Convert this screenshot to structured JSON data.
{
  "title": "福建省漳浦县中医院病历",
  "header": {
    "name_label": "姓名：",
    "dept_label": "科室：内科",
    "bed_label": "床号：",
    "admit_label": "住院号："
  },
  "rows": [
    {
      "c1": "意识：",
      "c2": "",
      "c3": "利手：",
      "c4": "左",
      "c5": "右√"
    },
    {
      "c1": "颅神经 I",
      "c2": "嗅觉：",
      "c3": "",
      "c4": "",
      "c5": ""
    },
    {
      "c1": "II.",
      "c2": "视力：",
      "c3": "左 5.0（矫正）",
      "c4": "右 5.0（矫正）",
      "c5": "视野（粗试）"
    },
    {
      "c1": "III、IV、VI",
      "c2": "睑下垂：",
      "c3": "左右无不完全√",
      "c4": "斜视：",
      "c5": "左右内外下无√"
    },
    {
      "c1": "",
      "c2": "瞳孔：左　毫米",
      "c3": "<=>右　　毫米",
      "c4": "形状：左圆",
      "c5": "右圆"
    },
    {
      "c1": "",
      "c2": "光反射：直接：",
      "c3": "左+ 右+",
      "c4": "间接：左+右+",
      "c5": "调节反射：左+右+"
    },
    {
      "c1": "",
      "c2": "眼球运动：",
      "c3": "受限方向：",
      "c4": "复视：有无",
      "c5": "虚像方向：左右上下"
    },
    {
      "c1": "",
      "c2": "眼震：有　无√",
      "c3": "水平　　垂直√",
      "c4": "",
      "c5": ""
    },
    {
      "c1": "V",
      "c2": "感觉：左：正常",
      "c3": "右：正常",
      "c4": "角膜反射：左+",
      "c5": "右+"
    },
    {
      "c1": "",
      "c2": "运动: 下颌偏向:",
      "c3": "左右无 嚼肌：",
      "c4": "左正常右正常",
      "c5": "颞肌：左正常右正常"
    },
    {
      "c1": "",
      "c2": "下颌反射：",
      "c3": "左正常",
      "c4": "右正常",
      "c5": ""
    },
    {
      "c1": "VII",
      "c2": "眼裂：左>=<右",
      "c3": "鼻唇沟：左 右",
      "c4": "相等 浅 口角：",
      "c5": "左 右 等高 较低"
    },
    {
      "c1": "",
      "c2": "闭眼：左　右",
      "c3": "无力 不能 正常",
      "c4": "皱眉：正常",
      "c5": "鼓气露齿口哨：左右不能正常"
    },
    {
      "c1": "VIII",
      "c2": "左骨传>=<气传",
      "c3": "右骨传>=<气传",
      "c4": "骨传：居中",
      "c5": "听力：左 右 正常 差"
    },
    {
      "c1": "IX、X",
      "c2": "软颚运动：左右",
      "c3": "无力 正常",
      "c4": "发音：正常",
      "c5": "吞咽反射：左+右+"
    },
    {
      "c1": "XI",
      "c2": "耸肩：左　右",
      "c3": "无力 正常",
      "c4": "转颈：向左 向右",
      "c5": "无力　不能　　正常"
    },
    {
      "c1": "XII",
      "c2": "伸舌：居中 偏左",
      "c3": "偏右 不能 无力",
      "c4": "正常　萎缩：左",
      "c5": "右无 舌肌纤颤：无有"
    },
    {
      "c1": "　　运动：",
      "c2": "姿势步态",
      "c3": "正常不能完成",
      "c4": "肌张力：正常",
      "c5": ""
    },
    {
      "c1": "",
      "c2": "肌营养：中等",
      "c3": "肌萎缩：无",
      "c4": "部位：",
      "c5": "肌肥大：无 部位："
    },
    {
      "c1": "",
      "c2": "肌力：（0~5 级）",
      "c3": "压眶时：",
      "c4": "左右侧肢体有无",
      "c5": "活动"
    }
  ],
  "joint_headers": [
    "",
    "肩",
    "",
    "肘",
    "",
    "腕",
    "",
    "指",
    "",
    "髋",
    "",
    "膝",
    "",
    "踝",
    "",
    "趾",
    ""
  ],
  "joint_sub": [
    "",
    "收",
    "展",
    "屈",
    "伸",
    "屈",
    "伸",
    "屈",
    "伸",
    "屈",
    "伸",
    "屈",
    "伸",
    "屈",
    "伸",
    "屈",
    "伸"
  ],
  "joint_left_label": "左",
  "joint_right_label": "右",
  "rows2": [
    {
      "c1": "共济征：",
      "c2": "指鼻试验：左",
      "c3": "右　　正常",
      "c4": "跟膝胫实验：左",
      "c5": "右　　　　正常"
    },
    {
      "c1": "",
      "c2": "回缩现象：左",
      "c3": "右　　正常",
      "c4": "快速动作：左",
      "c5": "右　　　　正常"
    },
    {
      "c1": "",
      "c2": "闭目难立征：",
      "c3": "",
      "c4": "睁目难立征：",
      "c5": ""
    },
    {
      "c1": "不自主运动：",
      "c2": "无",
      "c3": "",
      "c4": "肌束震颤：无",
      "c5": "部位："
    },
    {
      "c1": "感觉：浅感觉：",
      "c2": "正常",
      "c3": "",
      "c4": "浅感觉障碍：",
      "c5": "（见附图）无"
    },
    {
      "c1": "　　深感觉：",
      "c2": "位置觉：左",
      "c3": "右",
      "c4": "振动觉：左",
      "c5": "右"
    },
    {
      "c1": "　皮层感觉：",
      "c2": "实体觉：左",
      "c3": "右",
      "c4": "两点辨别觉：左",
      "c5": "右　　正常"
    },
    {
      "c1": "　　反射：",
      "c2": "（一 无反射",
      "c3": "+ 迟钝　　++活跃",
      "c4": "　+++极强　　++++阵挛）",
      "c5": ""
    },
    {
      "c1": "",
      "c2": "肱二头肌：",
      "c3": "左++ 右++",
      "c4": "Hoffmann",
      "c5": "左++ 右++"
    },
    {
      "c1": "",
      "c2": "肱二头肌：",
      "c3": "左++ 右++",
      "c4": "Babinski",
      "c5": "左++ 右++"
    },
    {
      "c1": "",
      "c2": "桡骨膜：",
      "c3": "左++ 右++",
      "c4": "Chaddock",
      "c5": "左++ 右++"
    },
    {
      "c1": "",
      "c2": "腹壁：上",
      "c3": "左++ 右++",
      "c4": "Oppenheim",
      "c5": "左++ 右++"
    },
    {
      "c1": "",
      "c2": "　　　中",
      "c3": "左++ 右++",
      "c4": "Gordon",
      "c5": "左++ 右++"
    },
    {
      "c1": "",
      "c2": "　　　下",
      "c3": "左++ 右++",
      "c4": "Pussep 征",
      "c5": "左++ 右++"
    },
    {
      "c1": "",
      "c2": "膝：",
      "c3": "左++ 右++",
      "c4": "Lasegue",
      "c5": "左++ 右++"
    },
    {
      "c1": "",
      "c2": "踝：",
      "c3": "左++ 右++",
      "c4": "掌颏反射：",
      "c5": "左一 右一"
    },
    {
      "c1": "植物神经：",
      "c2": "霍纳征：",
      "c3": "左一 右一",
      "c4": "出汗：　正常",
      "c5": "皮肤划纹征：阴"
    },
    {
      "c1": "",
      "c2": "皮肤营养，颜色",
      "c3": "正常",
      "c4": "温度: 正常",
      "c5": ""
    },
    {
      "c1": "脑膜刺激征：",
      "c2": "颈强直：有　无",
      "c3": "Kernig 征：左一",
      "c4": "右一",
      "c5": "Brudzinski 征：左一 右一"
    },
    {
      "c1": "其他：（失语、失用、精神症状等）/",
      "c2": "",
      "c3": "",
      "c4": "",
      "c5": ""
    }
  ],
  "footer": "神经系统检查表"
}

------

> _Exercise details_
From the records above, extract every line exactly as it stands.

> _Answer to this task_
Convert this screenshot to structured JSON data.
{
  "title": "福建省漳浦县中医院病历",
  "header": {
    "name_label": "姓名：",
    "dept_label": "科室：内科",
    "bed_label": "床号：",
    "admit_label": "住院号："
  },
  "rows": [
    {
      "c1": "意识：",
      "c2": "",
      "c3": "利手：",
      "c4": "左",
      "c5": "右√"
    },
    {
      "c1": "颅神经 I",
      "c2": "嗅觉：",
      "c3": "",
      "c4": "",
      "c5": ""
    },
    {
      "c1": "II.",
      "c2": "视力：",
      "c3": "左 5.0（矫正）",
      "c4": "右 5.0（矫正）",
      "c5": "视野（粗试）"
    },
    {
      "c1": "III、IV、VI",
      "c2": "睑下垂：",
      "c3": "左右无不完全√",
      "c4": "斜视：",
      "c5": "左右内外下无√"
    },
    {
      "c1": "",
      "c2": "瞳孔：左　毫米",
      "c3": "<=>右　　毫米",
      "c4": "形状：左圆",
      "c5": "右圆"
    },
    {
      "c1": "",
      "c2": "光反射：直接：",
      "c3": "左+ 右+",
      "c4": "间接：左+右+",
      "c5": "调节反射：左+右+"
    },
    {
      "c1": "",
      "c2": "眼球运动：",
      "c3": "受限方向：",
      "c4": "复视：有无",
      "c5": "虚像方向：左右上下"
    },
    {
      "c1": "",
      "c2": "眼震：有　无√",
      "c3": "水平　　垂直√",
      "c4": "",
      "c5": ""
    },
    {
      "c1": "V",
      "c2": "感觉：左：正常",
      "c3": "右：正常",
      "c4": "角膜反射：左+",
      "c5": "右+"
    },
    {
      "c1": "",
      "c2": "运动: 下颌偏向:",
      "c3": "左右无 嚼肌：",
      "c4": "左正常右正常",
      "c5": "颞肌：左正常右正常"
    },
    {
      "c1": "",
      "c2": "下颌反射：",
      "c3": "左正常",
      "c4": "右正常",
      "c5": ""
    },
    {
      "c1": "VII",
      "c2": "眼裂：左>=<右",
      "c3": "鼻唇沟：左 右",
      "c4": "相等 浅 口角：",
      "c5": "左 右 等高 较低"
    },
    {
      "c1": "",
      "c2": "闭眼：左　右",
      "c3": "无力 不能 正常",
      "c4": "皱眉：正常",
      "c5": "鼓气露齿口哨：左右不能正常"
    },
    {
      "c1": "VIII",
      "c2": "左骨传>=<气传",
      "c3": "右骨传>=<气传",
      "c4": "骨传：居中",
      "c5": "听力：左 右 正常 差"
    },
    {
      "c1": "IX、X",
      "c2": "软颚运动：左右",
      "c3": "无力 正常",
      "c4": "发音：正常",
      "c5": "吞咽反射：左+右+"
    },
    {
      "c1": "XI",
      "c2": "耸肩：左　右",
      "c3": "无力 正常",
      "c4": "转颈：向左 向右",
      "c5": "无力　不能　　正常"
    },
    {
      "c1": "XII",
      "c2": "伸舌：居中 偏左",
      "c3": "偏右 不能 无力",
      "c4": "正常　萎缩：左",
      "c5": "右无 舌肌纤颤：无有"
    },
    {
      "c1": "　　运动：",
      "c2": "姿势步态",
      "c3": "正常不能完成",
      "c4": "肌张力：正常",
      "c5": ""
    },
    {
      "c1": "",
      "c2": "肌营养：中等",
      "c3": "肌萎缩：无",
      "c4": "部位：",
      "c5": "肌肥大：无 部位："
    },
    {
      "c1": "",
      "c2": "肌力：（0~5 级）",
      "c3": "压眶时：",
      "c4": "左右侧肢体有无",
      "c5": "活动"
    }
  ],
  "joint_headers": [
    "",
    "肩",
    "",
    "肘",
    "",
    "腕",
    "",
    "指",
    "",
    "髋",
    "",
    "膝",
    "",
    "踝",
    "",
    "趾",
    ""
  ],
  "joint_sub": [
    "",
    "收",
    "展",
    "屈",
    "伸",
    "屈",
    "伸",
    "屈",
    "伸",
    "屈",
    "伸",
    "屈",
    "伸",
    "屈",
    "伸",
    "屈",
    "伸"
  ],
  "joint_left_label": "左",
  "joint_right_label": "右",
  "rows2": [
    {
      "c1": "共济征：",
      "c2": "指鼻试验：左",
      "c3": "右　　正常",
      "c4": "跟膝胫实验：左",
      "c5": "右　　　　正常"
    },
    {
      "c1": "",
      "c2": "回缩现象：左",
      "c3": "右　　正常",
      "c4": "快速动作：左",
      "c5": "右　　　　正常"
    },
    {
      "c1": "",
      "c2": "闭目难立征：",
      "c3": "",
      "c4": "睁目难立征：",
      "c5": ""
    },
    {
      "c1": "不自主运动：",
      "c2": "无",
      "c3": "",
      "c4": "肌束震颤：无",
      "c5": "部位："
    },
    {
      "c1": "感觉：浅感觉：",
      "c2": "正常",
      "c3": "",
      "c4": "浅感觉障碍：",
      "c5": "（见附图）无"
    },
    {
      "c1": "　　深感觉：",
      "c2": "位置觉：左",
      "c3": "右",
      "c4": "振动觉：左",
      "c5": "右"
    },
    {
      "c1": "　皮层感觉：",
      "c2": "实体觉：左",
      "c3": "右",
      "c4": "两点辨别觉：左",
      "c5": "右　　正常"
    },
    {
      "c1": "　　反射：",
      "c2": "（一 无反射",
      "c3": "+ 迟钝　　++活跃",
      "c4": "　+++极强　　++++阵挛）",
      "c5": ""
    },
    {
      "c1": "",
      "c2": "肱二头肌：",
      "c3": "左++ 右++",
      "c4": "Hoffmann",
      "c5": "左++ 右++"
    },
    {
      "c1": "",
      "c2": "肱二头肌：",
      "c3": "左++ 右++",
      "c4": "Babinski",
      "c5": "左++ 右++"
    },
    {
      "c1": "",
      "c2": "桡骨膜：",
      "c3": "左++ 右++",
      "c4": "Chaddock",
      "c5": "左++ 右++"
    },
    {
      "c1": "",
      "c2": "腹壁：上",
      "c3": "左++ 右++",
      "c4": "Oppenheim",
      "c5": "左++ 右++"
    },
    {
      "c1": "",
      "c2": "　　　中",
      "c3": "左++ 右++",
      "c4": "Gordon",
      "c5": "左++ 右++"
    },
    {
      "c1": "",
      "c2": "　　　下",
      "c3": "左++ 右++",
      "c4": "Pussep 征",
      "c5": "左++ 右++"
    },
    {
      "c1": "",
      "c2": "膝：",
      "c3": "左++ 右++",
      "c4": "Lasegue",
      "c5": "左++ 右++"
    },
    {
      "c1": "",
      "c2": "踝：",
      "c3": "左++ 右++",
      "c4": "掌颏反射：",
      "c5": "左一 右一"
    },
    {
      "c1": "植物神经：",
      "c2": "霍纳征：",
      "c3": "左一 右一",
      "c4": "出汗：　正常",
      "c5": "皮肤划纹征：阴"
    },
    {
      "c1": "",
      "c2": "皮肤营养，颜色",
      "c3": "正常",
      "c4": "温度: 正常",
      "c5": ""
    },
    {
      "c1": "脑膜刺激征：",
      "c2": "颈强直：有　无",
      "c3": "Kernig 征：左一",
      "c4": "右一",
      "c5": "Brudzinski 征：左一 右一"
    },
    {
      "c1": "其他：（失语、失用、精神症状等）/",
      "c2": "",
      "c3": "",
      "c4": "",
      "c5": ""
    }
  ],
  "footer": "神经系统检查表"
}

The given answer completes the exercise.